CONSIGNES DES TÂCHES:
a. D'après le texte sur le licenciement du salarié, quel article du code du travail la Cour d'appel aurait-elle violé en retenant une faute grave ?
b. Dans le texte à analyser, remplacez « commodité » par « facilité », puis recopiez le passage qui commence à « Alors, de troisième » et se termine après « de procédure civile. ».

TEXTE À ANALYSER:
Alors, d’autre part, que le licenciement pour motif personnel doit être fondé sur des éléments objectifs imputables au salarié ; que ne constitue pas une faute grave le téléchargement de logiciels potentiellement utiles à la réalisation de la prestation de travail ; que le seul fait de télécharger des fichiers informatiques, à l’aide d’un mot de passe confié par l’employeur, n’est pas en soi constitutif d’une violation par le salarié de ses obligations de loyauté et d’honnêteté qui s’imposent à lui, le risque non concrétisé d’utiliser ces informations à des fins de concurrence déloyale ne pouvant caractériser une faute grave ;
qu’en retenant que le caractère inhabituel du téléchargement et son ampleur constituaient une faute grave, après avoir relevé que le salarié était tenu de par son travail de procéder à de tels téléchargements, de manière plus ponctuelle, sans avoir constaté la violation d’une obligation contractuelle précise ou une utilisation déloyale de ces informations pendant l’exécution du contrat de travail, la Cour d’appel a violé l’article L 122-8 du code du travail ;

Alors, de troisième part, que le salarié faisait valoir dans ses conclusions que s’il avait procédé au téléchargement intégral des logiciels de la société Robosoft grâce au mot de passe fourni par son employeur, c’était uniquement pour des raisons de commodité, ayant eu accès à une connexion rapide à haut débit ; qu’aucune intention malveillante ne pouvait donc lui être reprochée ; que le véritable motif de son licenciement devait être recherché dans la volonté de l’employeur de se séparer de lui suite à l’instance prud’homale engagée en vue de se voir rétribuer ses heures supplémentaires ; en s’abstenant de répondre à ce chef des conclusions, la Cour d’appel a violé l’article 455 du nouveau Code de procédure civile.

DONNÉES À EXAMINER:
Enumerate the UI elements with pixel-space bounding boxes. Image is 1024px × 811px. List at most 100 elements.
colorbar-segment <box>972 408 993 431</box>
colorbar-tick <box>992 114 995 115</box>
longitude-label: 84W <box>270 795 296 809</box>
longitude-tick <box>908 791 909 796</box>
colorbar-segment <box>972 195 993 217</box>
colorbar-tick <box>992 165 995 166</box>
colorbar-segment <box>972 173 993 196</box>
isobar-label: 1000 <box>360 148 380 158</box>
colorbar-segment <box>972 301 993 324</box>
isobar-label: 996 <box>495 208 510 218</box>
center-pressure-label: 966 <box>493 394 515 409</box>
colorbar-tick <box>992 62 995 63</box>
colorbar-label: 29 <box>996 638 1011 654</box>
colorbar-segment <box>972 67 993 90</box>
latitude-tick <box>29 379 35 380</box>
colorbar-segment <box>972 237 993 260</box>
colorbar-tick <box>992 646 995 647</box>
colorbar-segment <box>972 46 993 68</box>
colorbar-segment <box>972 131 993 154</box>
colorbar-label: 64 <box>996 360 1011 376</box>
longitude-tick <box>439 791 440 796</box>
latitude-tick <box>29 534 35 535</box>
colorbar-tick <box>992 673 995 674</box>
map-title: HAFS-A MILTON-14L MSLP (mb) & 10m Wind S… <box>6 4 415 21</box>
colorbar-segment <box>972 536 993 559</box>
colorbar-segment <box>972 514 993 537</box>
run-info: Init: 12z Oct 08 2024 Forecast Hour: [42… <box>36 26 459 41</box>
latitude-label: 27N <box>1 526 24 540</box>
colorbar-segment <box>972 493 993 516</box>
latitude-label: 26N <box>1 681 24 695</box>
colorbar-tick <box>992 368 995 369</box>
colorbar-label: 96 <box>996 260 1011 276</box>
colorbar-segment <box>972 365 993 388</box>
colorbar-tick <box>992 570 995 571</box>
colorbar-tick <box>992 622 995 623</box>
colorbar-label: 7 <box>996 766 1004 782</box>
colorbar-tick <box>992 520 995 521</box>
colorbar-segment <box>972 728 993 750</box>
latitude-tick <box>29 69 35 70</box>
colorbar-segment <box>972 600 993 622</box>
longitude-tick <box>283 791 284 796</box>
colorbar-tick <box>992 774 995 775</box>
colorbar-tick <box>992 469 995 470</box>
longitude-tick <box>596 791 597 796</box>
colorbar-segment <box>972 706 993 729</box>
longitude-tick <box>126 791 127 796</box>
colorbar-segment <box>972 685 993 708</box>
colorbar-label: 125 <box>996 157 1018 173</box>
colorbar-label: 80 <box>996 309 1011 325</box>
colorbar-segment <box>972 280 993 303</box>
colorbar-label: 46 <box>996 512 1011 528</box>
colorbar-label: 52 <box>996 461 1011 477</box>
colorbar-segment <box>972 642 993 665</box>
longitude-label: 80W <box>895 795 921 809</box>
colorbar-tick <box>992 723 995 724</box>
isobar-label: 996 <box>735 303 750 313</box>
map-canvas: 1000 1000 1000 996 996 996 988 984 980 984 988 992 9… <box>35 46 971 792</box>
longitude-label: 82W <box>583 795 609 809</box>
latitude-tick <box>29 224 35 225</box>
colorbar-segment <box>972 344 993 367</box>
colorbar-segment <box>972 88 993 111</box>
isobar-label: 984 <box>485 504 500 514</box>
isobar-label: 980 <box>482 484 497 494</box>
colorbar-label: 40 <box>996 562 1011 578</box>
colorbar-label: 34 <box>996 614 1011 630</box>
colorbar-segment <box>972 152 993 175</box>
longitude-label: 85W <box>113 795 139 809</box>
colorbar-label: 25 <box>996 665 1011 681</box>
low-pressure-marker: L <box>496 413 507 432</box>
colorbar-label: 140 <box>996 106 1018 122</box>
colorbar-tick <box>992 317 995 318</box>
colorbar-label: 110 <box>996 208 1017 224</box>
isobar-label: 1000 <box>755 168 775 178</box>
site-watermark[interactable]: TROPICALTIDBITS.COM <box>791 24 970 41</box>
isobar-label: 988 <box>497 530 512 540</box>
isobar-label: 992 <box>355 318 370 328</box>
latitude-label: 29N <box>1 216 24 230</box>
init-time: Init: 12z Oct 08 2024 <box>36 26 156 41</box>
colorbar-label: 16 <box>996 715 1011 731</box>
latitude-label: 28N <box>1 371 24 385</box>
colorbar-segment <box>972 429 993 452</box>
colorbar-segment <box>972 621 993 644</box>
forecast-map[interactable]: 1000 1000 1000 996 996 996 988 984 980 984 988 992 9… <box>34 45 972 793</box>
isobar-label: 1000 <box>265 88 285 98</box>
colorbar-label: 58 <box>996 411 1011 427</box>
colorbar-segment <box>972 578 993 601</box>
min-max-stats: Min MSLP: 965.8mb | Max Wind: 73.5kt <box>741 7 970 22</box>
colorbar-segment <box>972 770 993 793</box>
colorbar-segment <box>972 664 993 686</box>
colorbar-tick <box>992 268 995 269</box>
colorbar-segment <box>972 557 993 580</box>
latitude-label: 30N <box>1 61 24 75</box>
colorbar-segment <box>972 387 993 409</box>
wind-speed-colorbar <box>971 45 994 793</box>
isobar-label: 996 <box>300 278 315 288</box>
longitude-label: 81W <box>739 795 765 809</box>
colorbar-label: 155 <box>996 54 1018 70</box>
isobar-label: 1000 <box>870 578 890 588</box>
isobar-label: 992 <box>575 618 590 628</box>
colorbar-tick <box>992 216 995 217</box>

RÉPONSES PAR NUMÉRO:
a. L'article L 122-8 du code du travail.

b.
Alors, de troisième part, que le salarié faisait valoir dans ses conclusions que s’il avait procédé au téléchargement intégral des logiciels de la société Robosoft grâce au mot de passe fourni par son employeur, c’était uniquement pour des raisons de facilité, ayant eu accès à une connexion rapide à haut débit ; qu’aucune intention malveillante ne pouvait donc lui être reprochée ; que le véritable motif de son licenciement devait être recherché dans la volonté de l’employeur de se séparer de lui suite à l’instance prud’homale engagée en vue de se voir rétribuer ses heures supplémentaires ; en s’abstenant de répondre à ce chef des conclusions, la Cour d’appel a violé l’article 455 du nouveau Code de procédure civile.